# [TO DO]
In the car show thread, condense the paragraph beginning "That is a good thing. Why?" into a short bulleted list that keeps its main points.

# [DOCUMENT SECTION]
Hey. Guess what? I got the unofficial “most unique car” recognition in the car show by the local newspaper. Here is the article from last week’s paper:
Oxford-Ledger-Car-Show-Article11-12-20.pdf (2.1 MB)
Congratulations Steve!
Well done Steve best in show as far as i am concerned as well .
Good job Steve. I’m glad your persistence has paid off. Maybe not with money, but you have to feel good about the accomplishment. Keep sucking those lemons and thanks for sharing.
Gary in PA
Thanks for the article Steve .
We all are proud of you
Congratulations it looks like you are making a mark in gasification in the area where you live.
Bob
Thanks JO, Dave, Gary, Wayne and Bob.
Bob, curiosity, yes, but unfortunately it doesn’t seem anyone wants to join the less than “one in a million” who DOW.
That is a good thing. Why? Be cause if everyone wanted to start to do DOW. I am sure the government would figure a way to tax the DOW drivers with mileage tax or you are actually helping the environment tax so it would not be worth doing. The cost of building and maintaining a wood or charcoal gasifer is enough to pay out for the person who built it to bare. In my tree hugging State I do not show my truck off, I try to keep a low profile while DOW. I like it that most of the people do not know what my truck is when driving down the road.
My next truck you will not be able from the out side tell if it is a wood gasifer truck, that includes DOW people. I love your trunk lid up design. It looks like you are hauling something large in the trunk. Put some fake tie downs holding the gasifer in the trunk and you are in the stealth mode.
Bob
Congratulations Steve!!
Way to go!!!

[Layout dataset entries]
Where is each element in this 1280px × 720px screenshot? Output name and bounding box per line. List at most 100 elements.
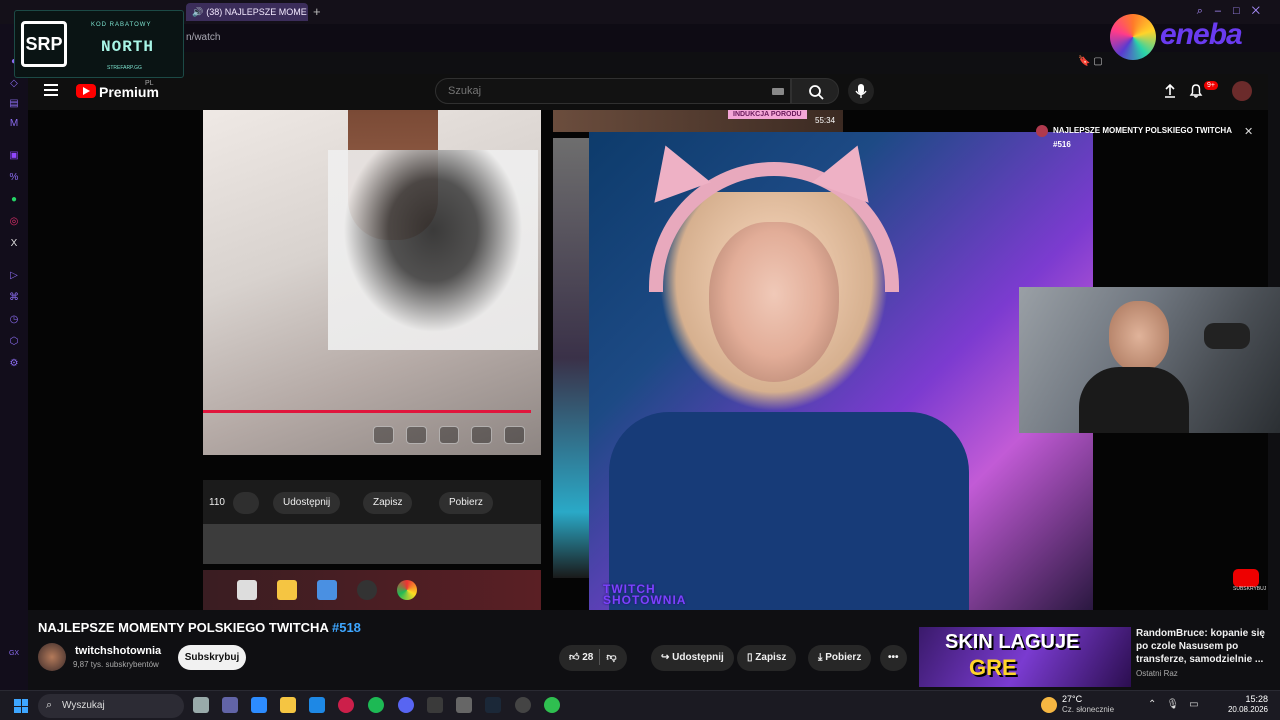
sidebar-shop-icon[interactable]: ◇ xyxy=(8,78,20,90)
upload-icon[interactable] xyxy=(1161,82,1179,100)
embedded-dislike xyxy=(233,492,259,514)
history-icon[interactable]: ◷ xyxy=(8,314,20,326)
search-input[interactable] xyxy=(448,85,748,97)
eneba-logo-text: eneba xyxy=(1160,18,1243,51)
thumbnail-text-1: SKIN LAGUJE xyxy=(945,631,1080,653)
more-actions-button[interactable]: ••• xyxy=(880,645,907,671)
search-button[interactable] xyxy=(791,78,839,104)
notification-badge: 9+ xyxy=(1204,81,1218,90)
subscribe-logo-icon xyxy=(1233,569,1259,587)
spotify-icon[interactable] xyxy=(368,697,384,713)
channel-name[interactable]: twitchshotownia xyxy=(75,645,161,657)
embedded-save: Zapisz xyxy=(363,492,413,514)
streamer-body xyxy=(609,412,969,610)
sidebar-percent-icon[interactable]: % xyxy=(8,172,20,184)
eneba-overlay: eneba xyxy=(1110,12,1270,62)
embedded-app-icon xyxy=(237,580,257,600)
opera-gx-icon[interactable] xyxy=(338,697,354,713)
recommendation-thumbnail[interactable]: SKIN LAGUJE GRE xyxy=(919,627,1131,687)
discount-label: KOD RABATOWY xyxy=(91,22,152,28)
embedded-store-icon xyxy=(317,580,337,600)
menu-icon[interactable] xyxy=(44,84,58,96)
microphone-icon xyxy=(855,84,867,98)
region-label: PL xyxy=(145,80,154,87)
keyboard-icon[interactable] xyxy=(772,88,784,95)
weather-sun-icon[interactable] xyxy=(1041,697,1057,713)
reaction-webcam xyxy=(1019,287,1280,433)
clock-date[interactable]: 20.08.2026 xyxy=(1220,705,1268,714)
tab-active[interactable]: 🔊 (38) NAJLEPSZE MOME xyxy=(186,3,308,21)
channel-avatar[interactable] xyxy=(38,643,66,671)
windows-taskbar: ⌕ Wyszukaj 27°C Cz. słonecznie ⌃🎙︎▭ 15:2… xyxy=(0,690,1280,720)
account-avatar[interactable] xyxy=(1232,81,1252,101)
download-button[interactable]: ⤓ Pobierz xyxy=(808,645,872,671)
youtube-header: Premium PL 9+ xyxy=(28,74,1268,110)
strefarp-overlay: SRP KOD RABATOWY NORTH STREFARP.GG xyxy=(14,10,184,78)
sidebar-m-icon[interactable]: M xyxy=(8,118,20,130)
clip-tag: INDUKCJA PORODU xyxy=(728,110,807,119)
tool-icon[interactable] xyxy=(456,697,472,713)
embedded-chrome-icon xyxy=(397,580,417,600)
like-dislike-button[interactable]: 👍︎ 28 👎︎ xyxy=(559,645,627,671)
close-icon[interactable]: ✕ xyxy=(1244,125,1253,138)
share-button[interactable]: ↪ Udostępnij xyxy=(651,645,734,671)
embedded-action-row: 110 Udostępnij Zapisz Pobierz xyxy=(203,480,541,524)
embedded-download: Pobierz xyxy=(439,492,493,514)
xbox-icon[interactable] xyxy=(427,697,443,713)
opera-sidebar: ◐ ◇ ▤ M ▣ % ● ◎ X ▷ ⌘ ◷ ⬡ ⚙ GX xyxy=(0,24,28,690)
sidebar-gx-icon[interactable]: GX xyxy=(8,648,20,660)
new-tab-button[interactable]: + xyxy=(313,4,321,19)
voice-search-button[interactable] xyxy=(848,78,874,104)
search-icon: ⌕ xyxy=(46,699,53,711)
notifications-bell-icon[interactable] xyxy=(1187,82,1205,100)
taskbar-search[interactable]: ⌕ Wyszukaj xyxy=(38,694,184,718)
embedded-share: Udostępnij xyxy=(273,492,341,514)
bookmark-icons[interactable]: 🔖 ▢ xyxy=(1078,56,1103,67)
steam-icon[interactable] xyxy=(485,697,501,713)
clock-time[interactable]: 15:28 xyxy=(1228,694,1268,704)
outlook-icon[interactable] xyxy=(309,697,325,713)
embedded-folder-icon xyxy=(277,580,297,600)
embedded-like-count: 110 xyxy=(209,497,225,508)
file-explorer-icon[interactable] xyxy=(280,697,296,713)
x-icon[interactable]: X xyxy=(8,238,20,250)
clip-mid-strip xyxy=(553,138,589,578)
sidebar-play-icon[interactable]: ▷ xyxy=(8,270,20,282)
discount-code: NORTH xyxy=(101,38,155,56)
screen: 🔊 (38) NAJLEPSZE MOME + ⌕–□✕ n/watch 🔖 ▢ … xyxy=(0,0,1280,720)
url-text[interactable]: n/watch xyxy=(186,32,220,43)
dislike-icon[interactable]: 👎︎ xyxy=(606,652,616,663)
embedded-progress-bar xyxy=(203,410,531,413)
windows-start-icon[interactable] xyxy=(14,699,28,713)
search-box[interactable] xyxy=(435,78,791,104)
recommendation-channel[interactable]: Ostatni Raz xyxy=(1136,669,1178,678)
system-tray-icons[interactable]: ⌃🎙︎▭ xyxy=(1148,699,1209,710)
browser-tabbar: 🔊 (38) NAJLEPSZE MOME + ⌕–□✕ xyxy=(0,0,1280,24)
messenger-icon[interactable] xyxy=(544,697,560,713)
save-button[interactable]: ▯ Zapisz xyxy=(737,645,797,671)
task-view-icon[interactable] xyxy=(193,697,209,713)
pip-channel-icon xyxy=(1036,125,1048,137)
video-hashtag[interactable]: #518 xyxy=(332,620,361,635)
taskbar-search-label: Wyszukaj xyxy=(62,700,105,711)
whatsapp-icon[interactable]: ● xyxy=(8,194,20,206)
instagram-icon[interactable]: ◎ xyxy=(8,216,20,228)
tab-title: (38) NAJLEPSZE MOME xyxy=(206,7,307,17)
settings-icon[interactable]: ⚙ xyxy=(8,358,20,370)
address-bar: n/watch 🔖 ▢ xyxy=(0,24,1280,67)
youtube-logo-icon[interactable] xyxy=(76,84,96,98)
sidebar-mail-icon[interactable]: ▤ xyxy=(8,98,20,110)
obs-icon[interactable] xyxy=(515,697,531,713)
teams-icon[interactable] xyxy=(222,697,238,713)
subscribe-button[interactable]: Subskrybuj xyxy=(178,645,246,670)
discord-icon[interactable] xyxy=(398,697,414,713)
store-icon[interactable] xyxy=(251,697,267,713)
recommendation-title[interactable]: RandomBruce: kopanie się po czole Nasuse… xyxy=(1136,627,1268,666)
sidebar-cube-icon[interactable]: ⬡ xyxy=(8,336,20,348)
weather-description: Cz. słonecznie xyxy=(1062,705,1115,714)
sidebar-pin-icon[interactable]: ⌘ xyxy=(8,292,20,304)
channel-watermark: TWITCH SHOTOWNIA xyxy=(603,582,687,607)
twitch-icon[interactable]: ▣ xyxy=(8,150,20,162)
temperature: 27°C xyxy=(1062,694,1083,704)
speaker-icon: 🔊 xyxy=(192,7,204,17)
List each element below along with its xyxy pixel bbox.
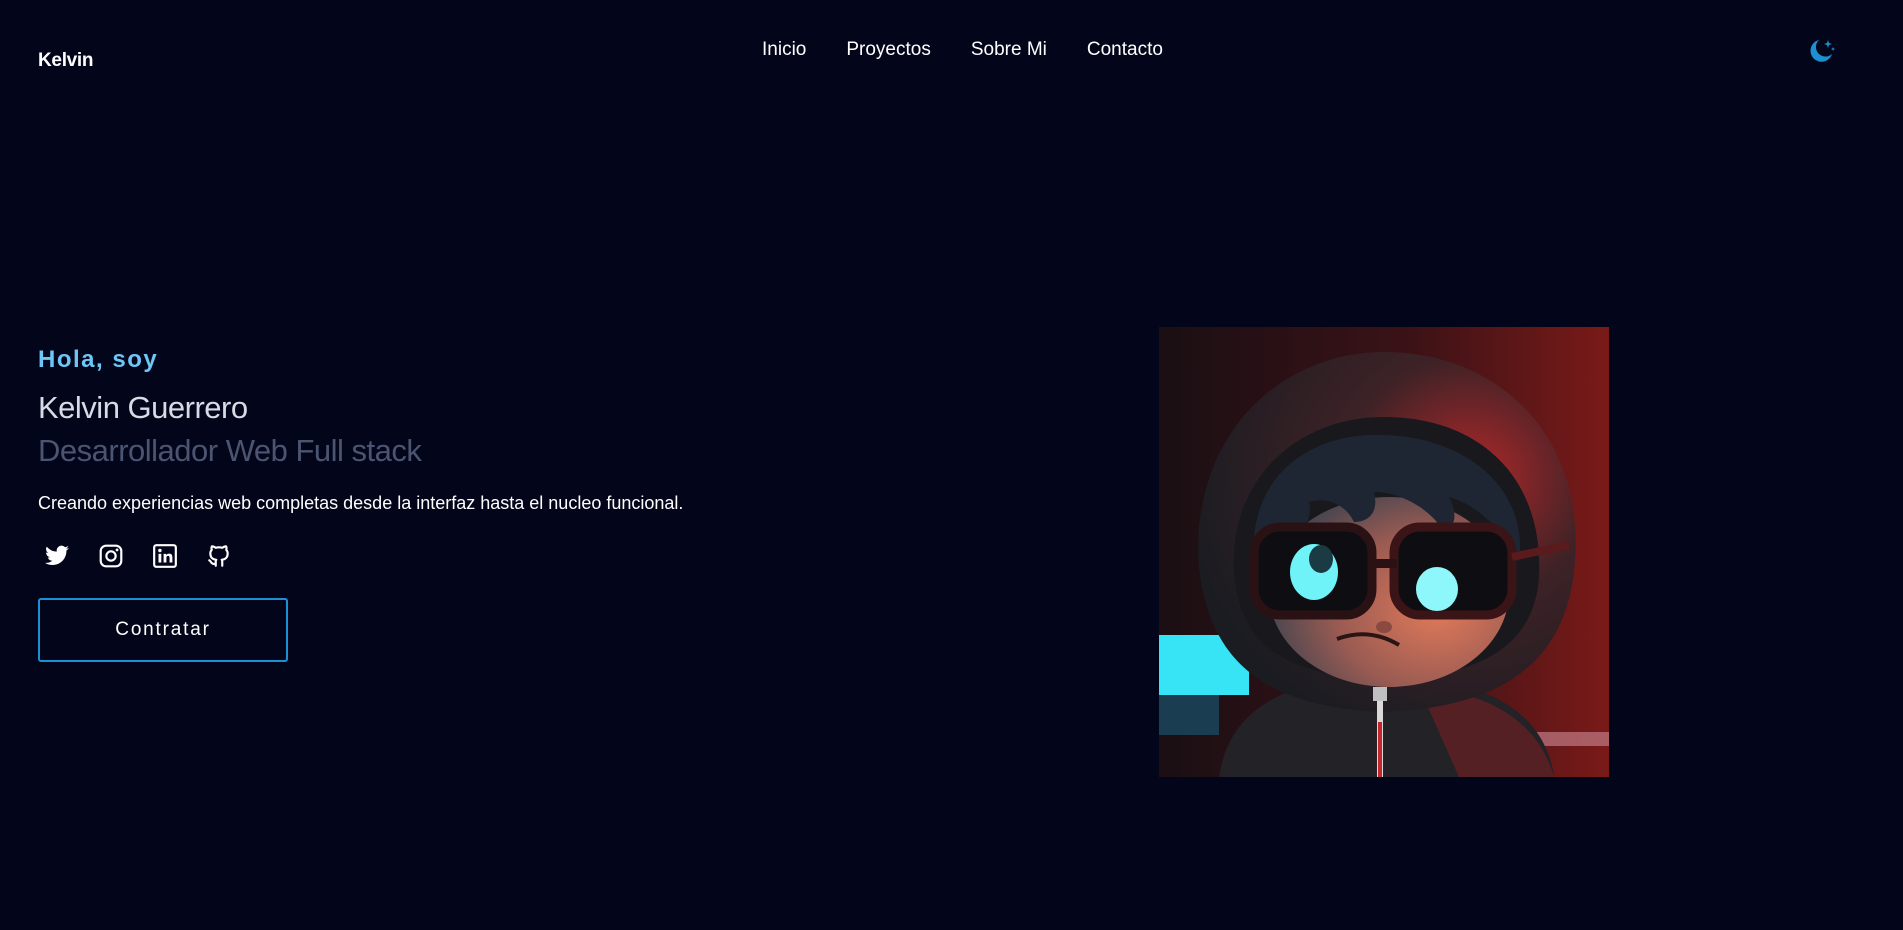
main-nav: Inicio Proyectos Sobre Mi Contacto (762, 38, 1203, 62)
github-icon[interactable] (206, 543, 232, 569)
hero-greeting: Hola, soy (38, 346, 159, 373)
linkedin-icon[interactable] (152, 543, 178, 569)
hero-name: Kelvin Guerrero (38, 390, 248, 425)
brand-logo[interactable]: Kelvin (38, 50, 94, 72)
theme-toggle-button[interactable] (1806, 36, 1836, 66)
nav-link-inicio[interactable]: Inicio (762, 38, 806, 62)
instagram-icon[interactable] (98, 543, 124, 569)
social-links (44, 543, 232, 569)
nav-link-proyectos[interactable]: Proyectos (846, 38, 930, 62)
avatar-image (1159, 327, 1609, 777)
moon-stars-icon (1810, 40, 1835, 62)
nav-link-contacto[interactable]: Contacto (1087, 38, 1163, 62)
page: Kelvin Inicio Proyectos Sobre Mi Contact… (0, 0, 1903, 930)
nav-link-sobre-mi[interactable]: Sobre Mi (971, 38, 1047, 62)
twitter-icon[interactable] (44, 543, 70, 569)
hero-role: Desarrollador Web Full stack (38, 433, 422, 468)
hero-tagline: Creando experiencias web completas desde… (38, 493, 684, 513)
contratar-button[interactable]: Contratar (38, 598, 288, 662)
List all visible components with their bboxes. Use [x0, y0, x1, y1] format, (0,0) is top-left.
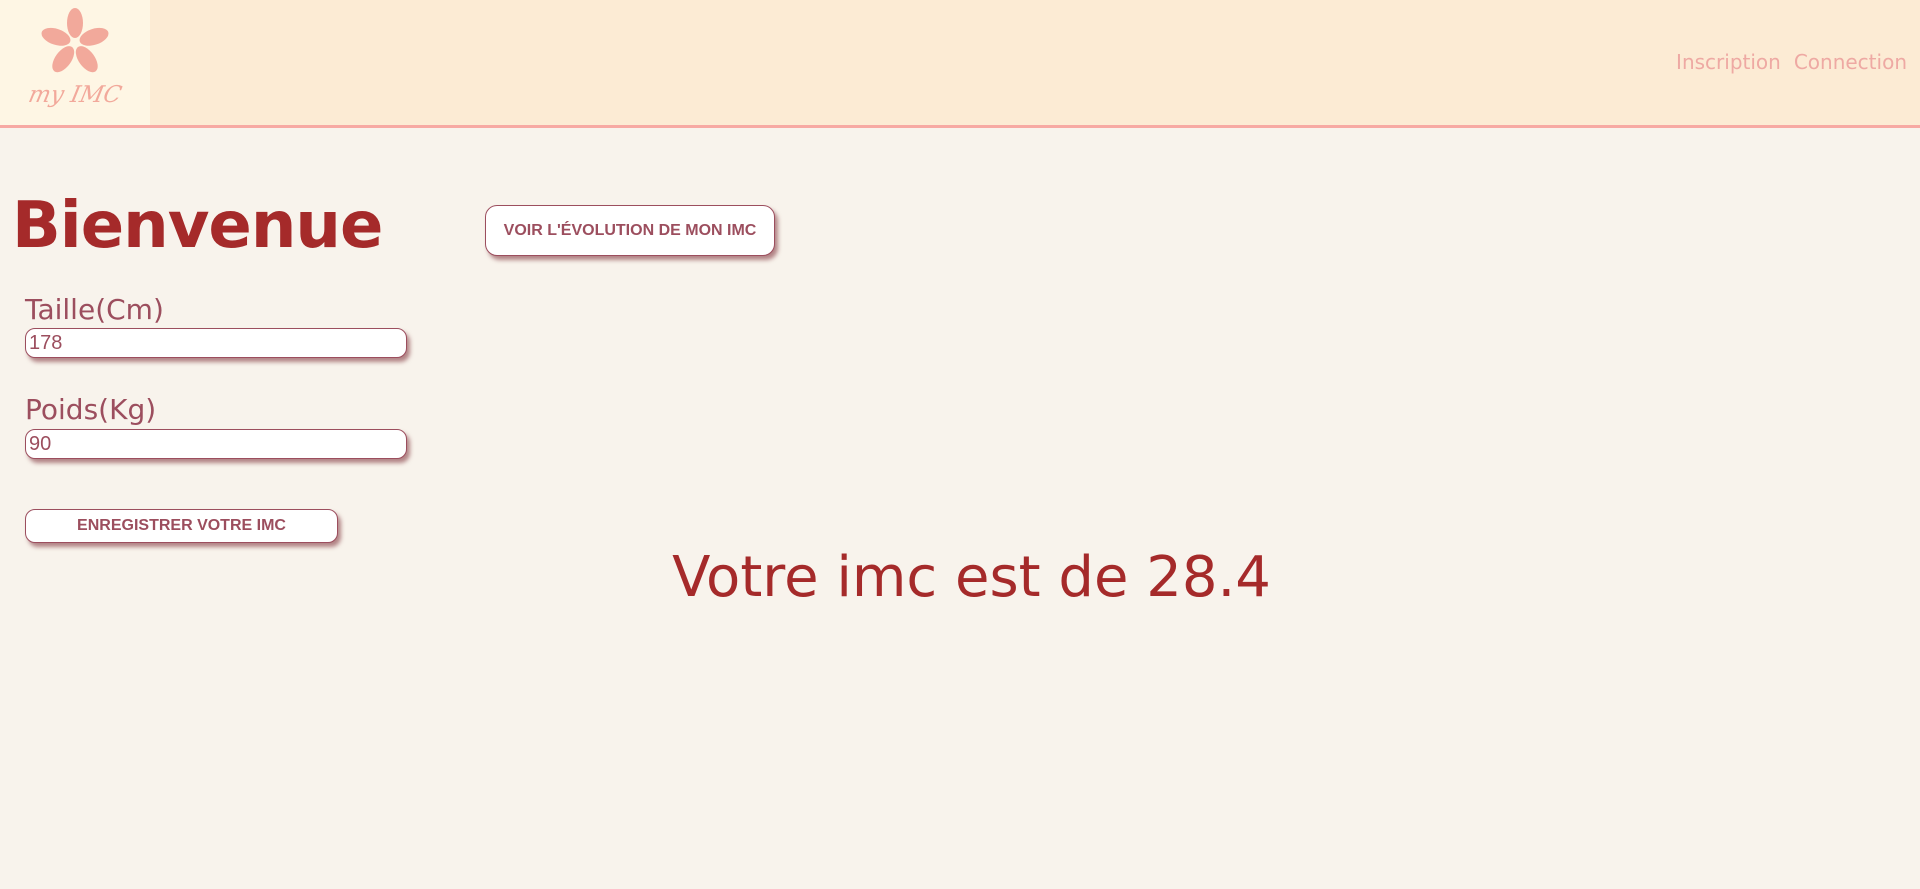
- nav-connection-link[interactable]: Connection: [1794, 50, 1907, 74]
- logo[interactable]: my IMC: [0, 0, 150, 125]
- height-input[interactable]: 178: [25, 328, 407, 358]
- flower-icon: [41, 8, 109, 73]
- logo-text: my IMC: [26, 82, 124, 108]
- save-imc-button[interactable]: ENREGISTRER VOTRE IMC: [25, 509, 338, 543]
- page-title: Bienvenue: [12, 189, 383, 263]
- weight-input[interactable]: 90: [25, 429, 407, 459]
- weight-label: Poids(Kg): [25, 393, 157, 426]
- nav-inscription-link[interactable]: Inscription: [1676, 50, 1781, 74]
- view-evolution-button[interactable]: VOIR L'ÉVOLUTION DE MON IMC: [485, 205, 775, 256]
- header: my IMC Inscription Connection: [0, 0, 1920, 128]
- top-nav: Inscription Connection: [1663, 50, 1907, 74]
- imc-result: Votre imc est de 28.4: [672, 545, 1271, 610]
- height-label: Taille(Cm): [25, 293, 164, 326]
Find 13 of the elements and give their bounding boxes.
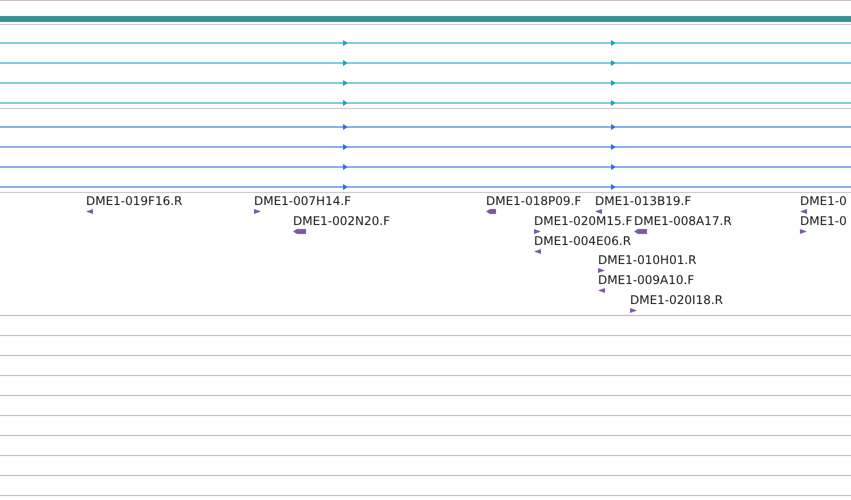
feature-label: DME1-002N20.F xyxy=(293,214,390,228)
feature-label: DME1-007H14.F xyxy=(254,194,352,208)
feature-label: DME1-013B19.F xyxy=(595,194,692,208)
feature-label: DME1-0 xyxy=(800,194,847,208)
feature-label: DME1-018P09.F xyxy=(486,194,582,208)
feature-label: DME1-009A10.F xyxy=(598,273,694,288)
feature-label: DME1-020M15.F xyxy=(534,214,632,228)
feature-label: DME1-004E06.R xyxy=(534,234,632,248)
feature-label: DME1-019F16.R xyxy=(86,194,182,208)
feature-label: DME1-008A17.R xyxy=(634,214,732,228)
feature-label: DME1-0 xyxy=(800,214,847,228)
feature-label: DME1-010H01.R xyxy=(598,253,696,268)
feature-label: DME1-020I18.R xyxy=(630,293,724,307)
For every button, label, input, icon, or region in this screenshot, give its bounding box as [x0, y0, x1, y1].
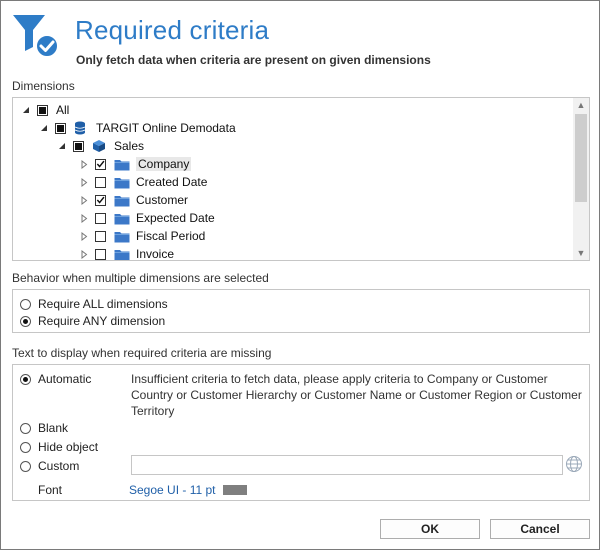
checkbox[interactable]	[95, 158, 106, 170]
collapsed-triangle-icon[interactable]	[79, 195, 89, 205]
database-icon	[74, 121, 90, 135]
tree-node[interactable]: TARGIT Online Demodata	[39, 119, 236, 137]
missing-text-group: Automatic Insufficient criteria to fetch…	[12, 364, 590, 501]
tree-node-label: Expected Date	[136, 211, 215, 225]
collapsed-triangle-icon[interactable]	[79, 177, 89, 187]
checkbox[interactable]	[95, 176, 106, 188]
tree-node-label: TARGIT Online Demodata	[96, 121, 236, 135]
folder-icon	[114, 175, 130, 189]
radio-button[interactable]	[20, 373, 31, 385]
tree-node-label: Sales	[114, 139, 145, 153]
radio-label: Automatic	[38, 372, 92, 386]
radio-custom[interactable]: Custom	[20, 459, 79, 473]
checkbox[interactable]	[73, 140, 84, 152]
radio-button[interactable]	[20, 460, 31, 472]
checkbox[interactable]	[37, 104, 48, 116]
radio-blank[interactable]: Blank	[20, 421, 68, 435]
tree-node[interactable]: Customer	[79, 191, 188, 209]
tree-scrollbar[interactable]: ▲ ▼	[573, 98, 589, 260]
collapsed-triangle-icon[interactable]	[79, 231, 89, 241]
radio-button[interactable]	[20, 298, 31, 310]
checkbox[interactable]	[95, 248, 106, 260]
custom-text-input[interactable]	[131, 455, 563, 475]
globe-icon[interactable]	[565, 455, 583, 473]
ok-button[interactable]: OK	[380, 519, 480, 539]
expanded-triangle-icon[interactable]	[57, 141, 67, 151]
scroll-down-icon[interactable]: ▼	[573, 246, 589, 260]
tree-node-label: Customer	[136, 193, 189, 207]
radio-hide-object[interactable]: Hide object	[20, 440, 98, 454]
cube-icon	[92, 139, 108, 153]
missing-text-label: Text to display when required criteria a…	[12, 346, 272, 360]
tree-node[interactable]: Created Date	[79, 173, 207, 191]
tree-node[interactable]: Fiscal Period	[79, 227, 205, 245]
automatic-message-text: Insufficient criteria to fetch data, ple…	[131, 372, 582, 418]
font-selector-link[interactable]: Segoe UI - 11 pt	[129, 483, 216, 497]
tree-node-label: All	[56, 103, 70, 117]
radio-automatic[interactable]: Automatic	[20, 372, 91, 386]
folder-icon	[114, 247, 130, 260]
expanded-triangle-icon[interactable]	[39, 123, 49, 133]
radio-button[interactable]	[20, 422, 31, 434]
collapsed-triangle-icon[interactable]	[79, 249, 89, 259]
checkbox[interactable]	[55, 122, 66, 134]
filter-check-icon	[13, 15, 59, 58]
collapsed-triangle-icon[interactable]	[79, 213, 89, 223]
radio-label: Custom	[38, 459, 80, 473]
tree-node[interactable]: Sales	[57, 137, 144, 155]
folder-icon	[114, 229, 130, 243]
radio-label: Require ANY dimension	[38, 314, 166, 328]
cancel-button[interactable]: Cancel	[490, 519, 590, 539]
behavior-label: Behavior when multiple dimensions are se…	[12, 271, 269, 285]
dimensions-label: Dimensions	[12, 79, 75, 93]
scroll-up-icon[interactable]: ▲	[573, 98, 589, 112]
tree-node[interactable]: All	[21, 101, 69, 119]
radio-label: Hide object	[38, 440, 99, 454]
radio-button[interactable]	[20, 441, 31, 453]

# [SOLUTION FOR THIS TASK]
- It is good that few people want to do DOW.
- If everyone did, the government would likely tax DOW drivers, such as with a mileage tax or a tax for helping the environment, so it would not be worth doing.
- Building and maintaining a wood or charcoal gasifier is already costly enough for its builder.
- In the writer's "tree hugging" state, the writer keeps a low profile instead of showing the truck off, and likes that most people don't know what the truck is on the road.